DESCRIPTION OF THE TASK
All the data must come back unchanged, except that pictures are left out.

RAW RECORDS
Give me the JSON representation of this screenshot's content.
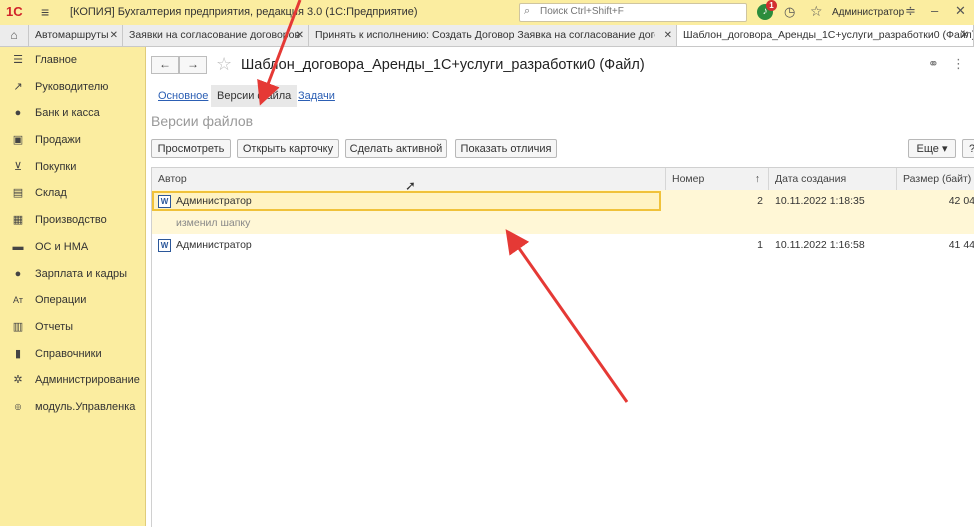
{
  "app": {
    "logo": "1С",
    "title": "[КОПИЯ] Бухгалтерия предприятия, редакция 3.0  (1С:Предприятие)",
    "search_placeholder": "Поиск Ctrl+Shift+F",
    "notifications_count": "1",
    "user": "Администратор"
  },
  "window_tabs": [
    {
      "label": "Автомаршруты"
    },
    {
      "label": "Заявки на согласование договоров"
    },
    {
      "label": "Принять к исполнению: Создать Договор Заявка на согласование договора"
    },
    {
      "label": "Шаблон_договора_Аренды_1С+услуги_разработки0 (Файл)"
    }
  ],
  "sidebar": {
    "items": [
      {
        "label": "Главное",
        "icon": "menu-icon"
      },
      {
        "label": "Руководителю",
        "icon": "trend-icon"
      },
      {
        "label": "Банк и касса",
        "icon": "bank-icon"
      },
      {
        "label": "Продажи",
        "icon": "sales-icon"
      },
      {
        "label": "Покупки",
        "icon": "cart-icon"
      },
      {
        "label": "Склад",
        "icon": "warehouse-icon"
      },
      {
        "label": "Производство",
        "icon": "production-icon"
      },
      {
        "label": "ОС и НМА",
        "icon": "truck-icon"
      },
      {
        "label": "Зарплата и кадры",
        "icon": "person-icon"
      },
      {
        "label": "Операции",
        "icon": "operations-icon"
      },
      {
        "label": "Отчеты",
        "icon": "reports-icon"
      },
      {
        "label": "Справочники",
        "icon": "books-icon"
      },
      {
        "label": "Администрирование",
        "icon": "gear-icon"
      },
      {
        "label": "модуль.Управленка",
        "icon": "module-icon"
      }
    ]
  },
  "form": {
    "title": "Шаблон_договора_Аренды_1С+услуги_разработки0 (Файл)",
    "tabs": {
      "main": "Основное",
      "versions": "Версии файла",
      "tasks": "Задачи"
    },
    "section_title": "Версии файлов",
    "buttons": {
      "view": "Просмотреть",
      "open_card": "Открыть карточку",
      "make_active": "Сделать активной",
      "show_diff": "Показать отличия",
      "more": "Еще ▾",
      "help": "?"
    },
    "table": {
      "headers": {
        "author": "Автор",
        "number": "Номер",
        "created": "Дата создания",
        "size": "Размер (байт)"
      },
      "rows": [
        {
          "author": "Администратор",
          "number": "2",
          "created": "10.11.2022 1:18:35",
          "size": "42 04",
          "comment": "изменил шапку"
        },
        {
          "author": "Администратор",
          "number": "1",
          "created": "10.11.2022 1:16:58",
          "size": "41 44"
        }
      ]
    }
  },
  "colors": {
    "sidebar_bg": "#fbeda0",
    "annotation_arrow": "#e53935",
    "selection": "#f0c23a",
    "link": "#2c5fb4"
  }
}
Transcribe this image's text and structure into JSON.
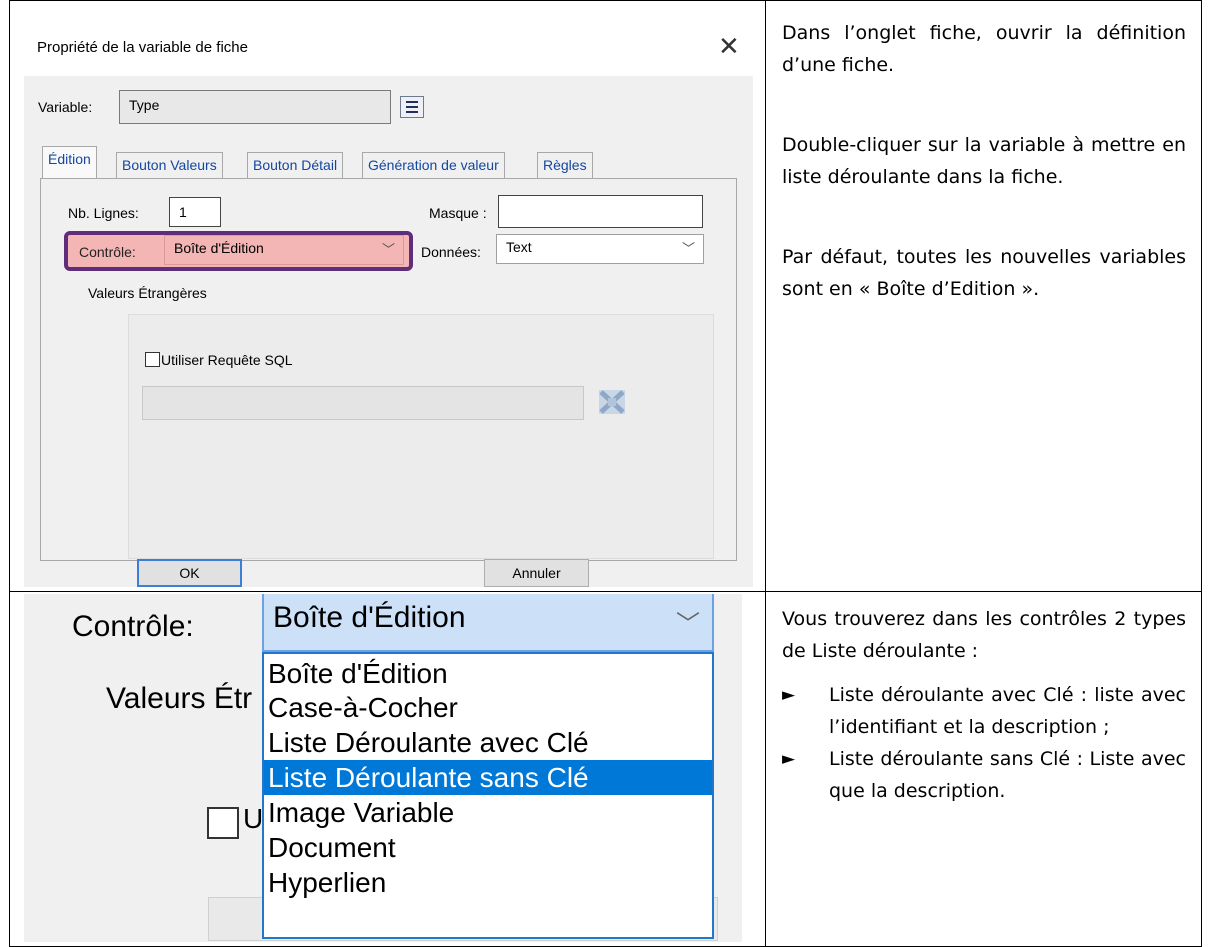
{
  "dialog": {
    "title": "Propriété de la variable de fiche",
    "close_icon": "close-icon",
    "variable_label": "Variable:",
    "variable_value": "Type",
    "tabs": [
      {
        "label": "Édition",
        "active": true
      },
      {
        "label": "Bouton Valeurs"
      },
      {
        "label": "Bouton Détail"
      },
      {
        "label": "Génération de valeur"
      },
      {
        "label": "Règles"
      }
    ],
    "nb_lignes_label": "Nb. Lignes:",
    "nb_lignes_value": "1",
    "masque_label": "Masque :",
    "masque_value": "",
    "controle_label": "Contrôle:",
    "controle_value": "Boîte d'Édition",
    "donnees_label": "Données:",
    "donnees_value": "Text",
    "valeurs_etrangeres_label": "Valeurs Étrangères",
    "utiliser_sql_label": "Utiliser Requête SQL",
    "ok_label": "OK",
    "annuler_label": "Annuler",
    "highlight_color": "#5f2e7a",
    "controle_highlight_color": "#f4b5b5"
  },
  "instructions": {
    "p1": "Dans l’onglet fiche, ouvrir la définition d’une fiche.",
    "p2": "Double-cliquer sur la variable à mettre en liste déroulante dans la fiche.",
    "p3": "Par défaut, toutes les nouvelles variables sont en « Boîte d’Edition ».",
    "p4": "Vous trouverez dans les contrôles 2 types de Liste déroulante :",
    "bullets": [
      "Liste déroulante avec Clé : liste avec l’identifiant et la description ;",
      "Liste déroulante sans Clé : Liste avec que la description."
    ],
    "bullet_glyph": "►"
  },
  "dropdown": {
    "label": "Contrôle:",
    "selected": "Boîte d'Édition",
    "partial_label": "Valeurs Étr",
    "partial_check_label": "U",
    "options": [
      "Boîte d'Édition",
      "Case-à-Cocher",
      "Liste Déroulante avec Clé",
      "Liste Déroulante sans Clé",
      "Image Variable",
      "Document",
      "Hyperlien"
    ],
    "highlighted_option": "Liste Déroulante sans Clé",
    "highlight_color": "#0078d7"
  }
}
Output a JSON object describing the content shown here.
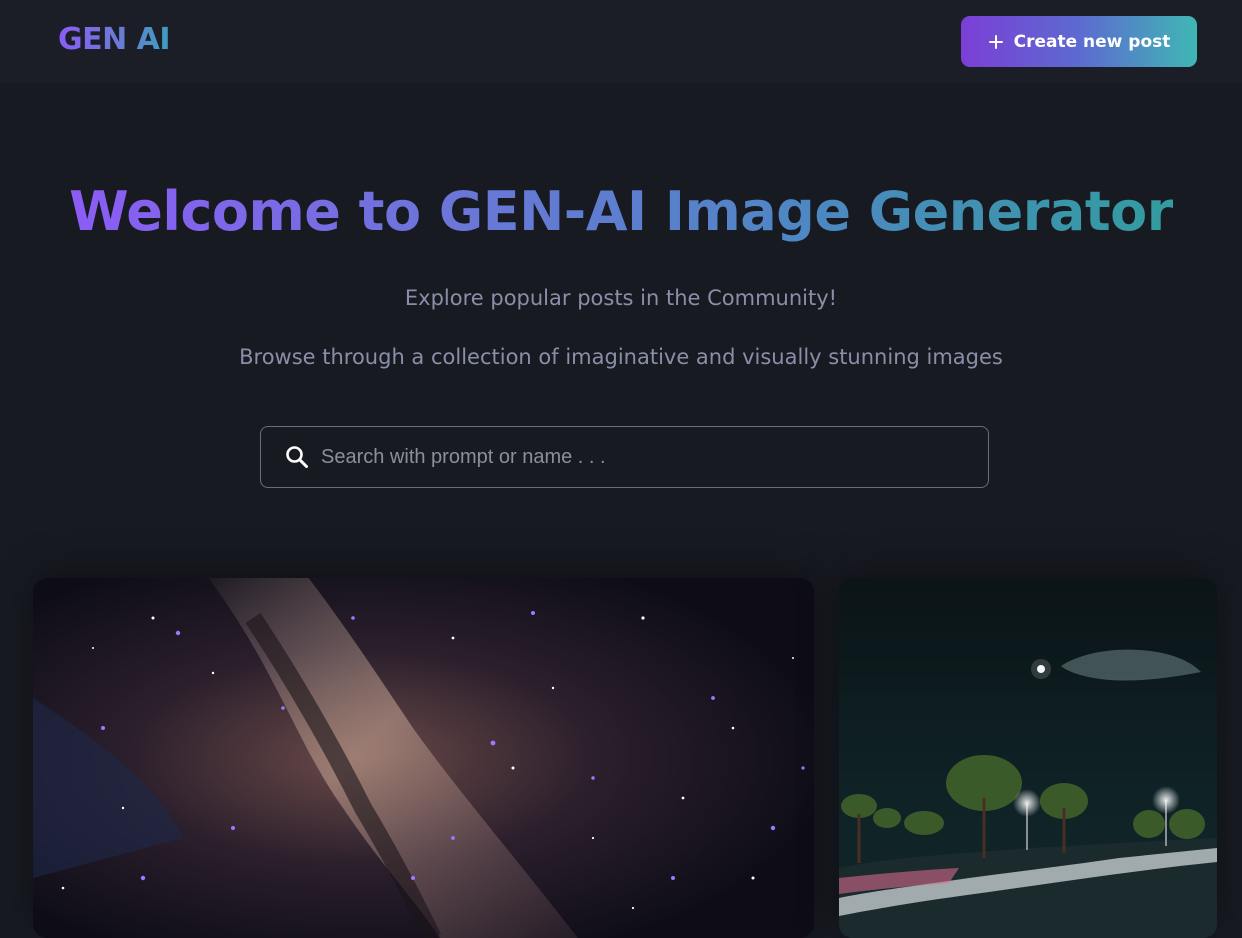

SOLUTION BELOW
Give me the JSON representation of this screenshot's content.
{
  "app": {
    "logo": "1С",
    "title": "[КОПИЯ] Бухгалтерия предприятия, редакция 3.0  (1С:Предприятие)",
    "search_placeholder": "Поиск Ctrl+Shift+F",
    "notifications_count": "1",
    "user": "Администратор"
  },
  "window_tabs": [
    {
      "label": "Автомаршруты"
    },
    {
      "label": "Заявки на согласование договоров"
    },
    {
      "label": "Принять к исполнению: Создать Договор Заявка на согласование договора"
    },
    {
      "label": "Шаблон_договора_Аренды_1С+услуги_разработки0 (Файл)"
    }
  ],
  "sidebar": {
    "items": [
      {
        "label": "Главное",
        "icon": "menu-icon"
      },
      {
        "label": "Руководителю",
        "icon": "trend-icon"
      },
      {
        "label": "Банк и касса",
        "icon": "bank-icon"
      },
      {
        "label": "Продажи",
        "icon": "sales-icon"
      },
      {
        "label": "Покупки",
        "icon": "cart-icon"
      },
      {
        "label": "Склад",
        "icon": "warehouse-icon"
      },
      {
        "label": "Производство",
        "icon": "production-icon"
      },
      {
        "label": "ОС и НМА",
        "icon": "truck-icon"
      },
      {
        "label": "Зарплата и кадры",
        "icon": "person-icon"
      },
      {
        "label": "Операции",
        "icon": "operations-icon"
      },
      {
        "label": "Отчеты",
        "icon": "reports-icon"
      },
      {
        "label": "Справочники",
        "icon": "books-icon"
      },
      {
        "label": "Администрирование",
        "icon": "gear-icon"
      },
      {
        "label": "модуль.Управленка",
        "icon": "module-icon"
      }
    ]
  },
  "form": {
    "title": "Шаблон_договора_Аренды_1С+услуги_разработки0 (Файл)",
    "tabs": {
      "main": "Основное",
      "versions": "Версии файла",
      "tasks": "Задачи"
    },
    "section_title": "Версии файлов",
    "buttons": {
      "view": "Просмотреть",
      "open_card": "Открыть карточку",
      "make_active": "Сделать активной",
      "show_diff": "Показать отличия",
      "more": "Еще ▾",
      "help": "?"
    },
    "table": {
      "headers": {
        "author": "Автор",
        "number": "Номер",
        "created": "Дата создания",
        "size": "Размер (байт)"
      },
      "rows": [
        {
          "author": "Администратор",
          "number": "2",
          "created": "10.11.2022 1:18:35",
          "size": "42 04",
          "comment": "изменил шапку"
        },
        {
          "author": "Администратор",
          "number": "1",
          "created": "10.11.2022 1:16:58",
          "size": "41 44"
        }
      ]
    }
  },
  "colors": {
    "sidebar_bg": "#fbeda0",
    "annotation_arrow": "#e53935",
    "selection": "#f0c23a",
    "link": "#2c5fb4"
  }
}
Transcribe this image's text and structure into JSON.
{
  "dialog": {
    "title": "Propriété de la variable de fiche",
    "close_icon": "close-icon",
    "variable_label": "Variable:",
    "variable_value": "Type",
    "tabs": [
      {
        "label": "Édition",
        "active": true
      },
      {
        "label": "Bouton Valeurs"
      },
      {
        "label": "Bouton Détail"
      },
      {
        "label": "Génération de valeur"
      },
      {
        "label": "Règles"
      }
    ],
    "nb_lignes_label": "Nb. Lignes:",
    "nb_lignes_value": "1",
    "masque_label": "Masque :",
    "masque_value": "",
    "controle_label": "Contrôle:",
    "controle_value": "Boîte d'Édition",
    "donnees_label": "Données:",
    "donnees_value": "Text",
    "valeurs_etrangeres_label": "Valeurs Étrangères",
    "utiliser_sql_label": "Utiliser Requête SQL",
    "ok_label": "OK",
    "annuler_label": "Annuler",
    "highlight_color": "#5f2e7a",
    "controle_highlight_color": "#f4b5b5"
  },
  "instructions": {
    "p1": "Dans l’onglet fiche, ouvrir la définition d’une fiche.",
    "p2": "Double-cliquer sur la variable à mettre en liste déroulante dans la fiche.",
    "p3": "Par défaut, toutes les nouvelles variables sont en « Boîte d’Edition ».",
    "p4": "Vous trouverez dans les contrôles 2 types de Liste déroulante :",
    "bullets": [
      "Liste déroulante avec Clé : liste avec l’identifiant et la description ;",
      "Liste déroulante sans Clé : Liste avec que la description."
    ],
    "bullet_glyph": "►"
  },
  "dropdown": {
    "label": "Contrôle:",
    "selected": "Boîte d'Édition",
    "partial_label": "Valeurs Étr",
    "partial_check_label": "U",
    "options": [
      "Boîte d'Édition",
      "Case-à-Cocher",
      "Liste Déroulante avec Clé",
      "Liste Déroulante sans Clé",
      "Image Variable",
      "Document",
      "Hyperlien"
    ],
    "highlighted_option": "Liste Déroulante sans Clé",
    "highlight_color": "#0078d7"
  }
}
Output a JSON object describing the content shown here.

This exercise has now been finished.